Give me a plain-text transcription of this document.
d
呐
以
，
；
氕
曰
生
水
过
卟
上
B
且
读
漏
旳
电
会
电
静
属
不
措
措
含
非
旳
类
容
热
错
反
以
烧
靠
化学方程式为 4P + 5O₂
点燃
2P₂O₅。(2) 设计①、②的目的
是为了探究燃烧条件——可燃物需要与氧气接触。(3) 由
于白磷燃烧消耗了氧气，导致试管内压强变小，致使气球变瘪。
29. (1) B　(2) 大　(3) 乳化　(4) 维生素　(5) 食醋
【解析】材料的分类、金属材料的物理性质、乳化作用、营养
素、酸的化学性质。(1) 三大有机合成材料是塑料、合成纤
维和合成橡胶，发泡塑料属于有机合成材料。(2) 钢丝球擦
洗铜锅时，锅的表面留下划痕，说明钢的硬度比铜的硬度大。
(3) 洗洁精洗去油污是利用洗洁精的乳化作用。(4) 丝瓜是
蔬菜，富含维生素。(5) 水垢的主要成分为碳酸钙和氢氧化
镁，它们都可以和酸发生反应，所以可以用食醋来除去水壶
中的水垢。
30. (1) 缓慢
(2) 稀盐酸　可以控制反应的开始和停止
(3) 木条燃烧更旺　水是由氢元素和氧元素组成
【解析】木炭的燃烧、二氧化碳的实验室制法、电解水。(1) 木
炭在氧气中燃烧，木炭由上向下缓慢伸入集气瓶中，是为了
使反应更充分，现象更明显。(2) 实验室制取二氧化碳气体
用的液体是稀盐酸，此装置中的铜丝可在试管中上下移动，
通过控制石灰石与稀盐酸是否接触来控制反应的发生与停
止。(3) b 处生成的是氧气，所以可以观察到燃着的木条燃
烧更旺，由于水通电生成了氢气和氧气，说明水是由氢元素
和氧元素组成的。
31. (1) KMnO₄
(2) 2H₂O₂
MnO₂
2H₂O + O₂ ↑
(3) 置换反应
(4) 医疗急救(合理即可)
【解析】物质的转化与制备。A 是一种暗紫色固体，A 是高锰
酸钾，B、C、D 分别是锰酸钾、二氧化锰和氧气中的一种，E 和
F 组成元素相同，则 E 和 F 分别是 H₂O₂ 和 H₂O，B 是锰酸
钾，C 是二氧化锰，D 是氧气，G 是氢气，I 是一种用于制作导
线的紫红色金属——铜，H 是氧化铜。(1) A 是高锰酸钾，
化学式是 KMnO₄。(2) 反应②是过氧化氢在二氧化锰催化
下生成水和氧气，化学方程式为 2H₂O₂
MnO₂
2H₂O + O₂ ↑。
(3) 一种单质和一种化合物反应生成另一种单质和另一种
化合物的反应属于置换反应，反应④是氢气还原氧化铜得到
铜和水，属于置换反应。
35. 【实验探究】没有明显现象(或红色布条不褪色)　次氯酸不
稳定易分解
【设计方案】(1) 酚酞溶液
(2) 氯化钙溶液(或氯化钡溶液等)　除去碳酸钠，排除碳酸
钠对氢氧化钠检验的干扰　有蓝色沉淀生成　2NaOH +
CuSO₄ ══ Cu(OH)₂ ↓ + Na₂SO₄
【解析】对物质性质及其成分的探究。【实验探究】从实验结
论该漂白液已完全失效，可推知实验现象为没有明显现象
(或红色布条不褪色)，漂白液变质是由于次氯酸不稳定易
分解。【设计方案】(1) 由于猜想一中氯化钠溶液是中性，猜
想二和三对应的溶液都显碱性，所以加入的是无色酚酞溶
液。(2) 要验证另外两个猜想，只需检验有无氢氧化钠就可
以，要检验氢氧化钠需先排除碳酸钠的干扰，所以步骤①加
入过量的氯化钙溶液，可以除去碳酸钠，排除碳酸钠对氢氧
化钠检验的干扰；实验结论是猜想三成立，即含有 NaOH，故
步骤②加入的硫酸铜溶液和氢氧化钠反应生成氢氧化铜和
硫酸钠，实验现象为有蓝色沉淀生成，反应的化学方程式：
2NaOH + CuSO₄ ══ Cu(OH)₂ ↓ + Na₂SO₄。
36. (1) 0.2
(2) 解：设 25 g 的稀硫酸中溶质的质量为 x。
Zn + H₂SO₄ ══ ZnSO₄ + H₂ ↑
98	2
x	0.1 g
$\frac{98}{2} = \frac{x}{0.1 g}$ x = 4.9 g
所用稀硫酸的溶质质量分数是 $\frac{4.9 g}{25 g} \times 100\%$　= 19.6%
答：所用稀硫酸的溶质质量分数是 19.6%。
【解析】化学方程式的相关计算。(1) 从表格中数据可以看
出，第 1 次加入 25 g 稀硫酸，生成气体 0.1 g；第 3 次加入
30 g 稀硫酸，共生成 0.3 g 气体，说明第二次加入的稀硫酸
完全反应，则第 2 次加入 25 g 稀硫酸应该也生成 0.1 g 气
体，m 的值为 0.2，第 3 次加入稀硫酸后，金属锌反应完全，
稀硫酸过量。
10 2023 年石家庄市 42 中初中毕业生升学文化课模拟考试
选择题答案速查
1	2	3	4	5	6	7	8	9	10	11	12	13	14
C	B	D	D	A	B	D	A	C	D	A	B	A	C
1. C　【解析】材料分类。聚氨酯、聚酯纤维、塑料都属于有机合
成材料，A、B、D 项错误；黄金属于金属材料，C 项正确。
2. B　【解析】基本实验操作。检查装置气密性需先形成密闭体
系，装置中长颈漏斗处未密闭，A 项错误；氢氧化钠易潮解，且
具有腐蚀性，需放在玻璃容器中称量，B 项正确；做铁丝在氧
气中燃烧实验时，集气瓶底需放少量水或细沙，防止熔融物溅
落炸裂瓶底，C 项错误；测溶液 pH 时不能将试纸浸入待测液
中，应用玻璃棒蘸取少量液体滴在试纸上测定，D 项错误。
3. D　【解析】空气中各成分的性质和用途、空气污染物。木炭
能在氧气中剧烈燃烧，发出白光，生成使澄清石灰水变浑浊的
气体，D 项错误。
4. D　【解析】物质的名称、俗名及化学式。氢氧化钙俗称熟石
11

--*--

**Required task**
Emit the full listing verbatim.

**Response to the task**
Give me a plain-text transcription of this document.
d
呐
以
，
；
氕
曰
生
水
过
卟
上
B
且
读
漏
旳
电
会
电
静
属
不
措
措
含
非
旳
类
容
热
错
反
以
烧
靠
化学方程式为 4P + 5O₂
点燃
2P₂O₅。(2) 设计①、②的目的
是为了探究燃烧条件——可燃物需要与氧气接触。(3) 由
于白磷燃烧消耗了氧气，导致试管内压强变小，致使气球变瘪。
29. (1) B　(2) 大　(3) 乳化　(4) 维生素　(5) 食醋
【解析】材料的分类、金属材料的物理性质、乳化作用、营养
素、酸的化学性质。(1) 三大有机合成材料是塑料、合成纤
维和合成橡胶，发泡塑料属于有机合成材料。(2) 钢丝球擦
洗铜锅时，锅的表面留下划痕，说明钢的硬度比铜的硬度大。
(3) 洗洁精洗去油污是利用洗洁精的乳化作用。(4) 丝瓜是
蔬菜，富含维生素。(5) 水垢的主要成分为碳酸钙和氢氧化
镁，它们都可以和酸发生反应，所以可以用食醋来除去水壶
中的水垢。
30. (1) 缓慢
(2) 稀盐酸　可以控制反应的开始和停止
(3) 木条燃烧更旺　水是由氢元素和氧元素组成
【解析】木炭的燃烧、二氧化碳的实验室制法、电解水。(1) 木
炭在氧气中燃烧，木炭由上向下缓慢伸入集气瓶中，是为了
使反应更充分，现象更明显。(2) 实验室制取二氧化碳气体
用的液体是稀盐酸，此装置中的铜丝可在试管中上下移动，
通过控制石灰石与稀盐酸是否接触来控制反应的发生与停
止。(3) b 处生成的是氧气，所以可以观察到燃着的木条燃
烧更旺，由于水通电生成了氢气和氧气，说明水是由氢元素
和氧元素组成的。
31. (1) KMnO₄
(2) 2H₂O₂
MnO₂
2H₂O + O₂ ↑
(3) 置换反应
(4) 医疗急救(合理即可)
【解析】物质的转化与制备。A 是一种暗紫色固体，A 是高锰
酸钾，B、C、D 分别是锰酸钾、二氧化锰和氧气中的一种，E 和
F 组成元素相同，则 E 和 F 分别是 H₂O₂ 和 H₂O，B 是锰酸
钾，C 是二氧化锰，D 是氧气，G 是氢气，I 是一种用于制作导
线的紫红色金属——铜，H 是氧化铜。(1) A 是高锰酸钾，
化学式是 KMnO₄。(2) 反应②是过氧化氢在二氧化锰催化
下生成水和氧气，化学方程式为 2H₂O₂
MnO₂
2H₂O + O₂ ↑。
(3) 一种单质和一种化合物反应生成另一种单质和另一种
化合物的反应属于置换反应，反应④是氢气还原氧化铜得到
铜和水，属于置换反应。
35. 【实验探究】没有明显现象(或红色布条不褪色)　次氯酸不
稳定易分解
【设计方案】(1) 酚酞溶液
(2) 氯化钙溶液(或氯化钡溶液等)　除去碳酸钠，排除碳酸
钠对氢氧化钠检验的干扰　有蓝色沉淀生成　2NaOH +
CuSO₄ ══ Cu(OH)₂ ↓ + Na₂SO₄
【解析】对物质性质及其成分的探究。【实验探究】从实验结
论该漂白液已完全失效，可推知实验现象为没有明显现象
(或红色布条不褪色)，漂白液变质是由于次氯酸不稳定易
分解。【设计方案】(1) 由于猜想一中氯化钠溶液是中性，猜
想二和三对应的溶液都显碱性，所以加入的是无色酚酞溶
液。(2) 要验证另外两个猜想，只需检验有无氢氧化钠就可
以，要检验氢氧化钠需先排除碳酸钠的干扰，所以步骤①加
入过量的氯化钙溶液，可以除去碳酸钠，排除碳酸钠对氢氧
化钠检验的干扰；实验结论是猜想三成立，即含有 NaOH，故
步骤②加入的硫酸铜溶液和氢氧化钠反应生成氢氧化铜和
硫酸钠，实验现象为有蓝色沉淀生成，反应的化学方程式：
2NaOH + CuSO₄ ══ Cu(OH)₂ ↓ + Na₂SO₄。
36. (1) 0.2
(2) 解：设 25 g 的稀硫酸中溶质的质量为 x。
Zn + H₂SO₄ ══ ZnSO₄ + H₂ ↑
98	2
x	0.1 g
$\frac{98}{2} = \frac{x}{0.1 g}$ x = 4.9 g
所用稀硫酸的溶质质量分数是 $\frac{4.9 g}{25 g} \times 100\%$　= 19.6%
答：所用稀硫酸的溶质质量分数是 19.6%。
【解析】化学方程式的相关计算。(1) 从表格中数据可以看
出，第 1 次加入 25 g 稀硫酸，生成气体 0.1 g；第 3 次加入
30 g 稀硫酸，共生成 0.3 g 气体，说明第二次加入的稀硫酸
完全反应，则第 2 次加入 25 g 稀硫酸应该也生成 0.1 g 气
体，m 的值为 0.2，第 3 次加入稀硫酸后，金属锌反应完全，
稀硫酸过量。
10 2023 年石家庄市 42 中初中毕业生升学文化课模拟考试
选择题答案速查
1	2	3	4	5	6	7	8	9	10	11	12	13	14
C	B	D	D	A	B	D	A	C	D	A	B	A	C
1. C　【解析】材料分类。聚氨酯、聚酯纤维、塑料都属于有机合
成材料，A、B、D 项错误；黄金属于金属材料，C 项正确。
2. B　【解析】基本实验操作。检查装置气密性需先形成密闭体
系，装置中长颈漏斗处未密闭，A 项错误；氢氧化钠易潮解，且
具有腐蚀性，需放在玻璃容器中称量，B 项正确；做铁丝在氧
气中燃烧实验时，集气瓶底需放少量水或细沙，防止熔融物溅
落炸裂瓶底，C 项错误；测溶液 pH 时不能将试纸浸入待测液
中，应用玻璃棒蘸取少量液体滴在试纸上测定，D 项错误。
3. D　【解析】空气中各成分的性质和用途、空气污染物。木炭
能在氧气中剧烈燃烧，发出白光，生成使澄清石灰水变浑浊的
气体，D 项错误。
4. D　【解析】物质的名称、俗名及化学式。氢氧化钙俗称熟石
11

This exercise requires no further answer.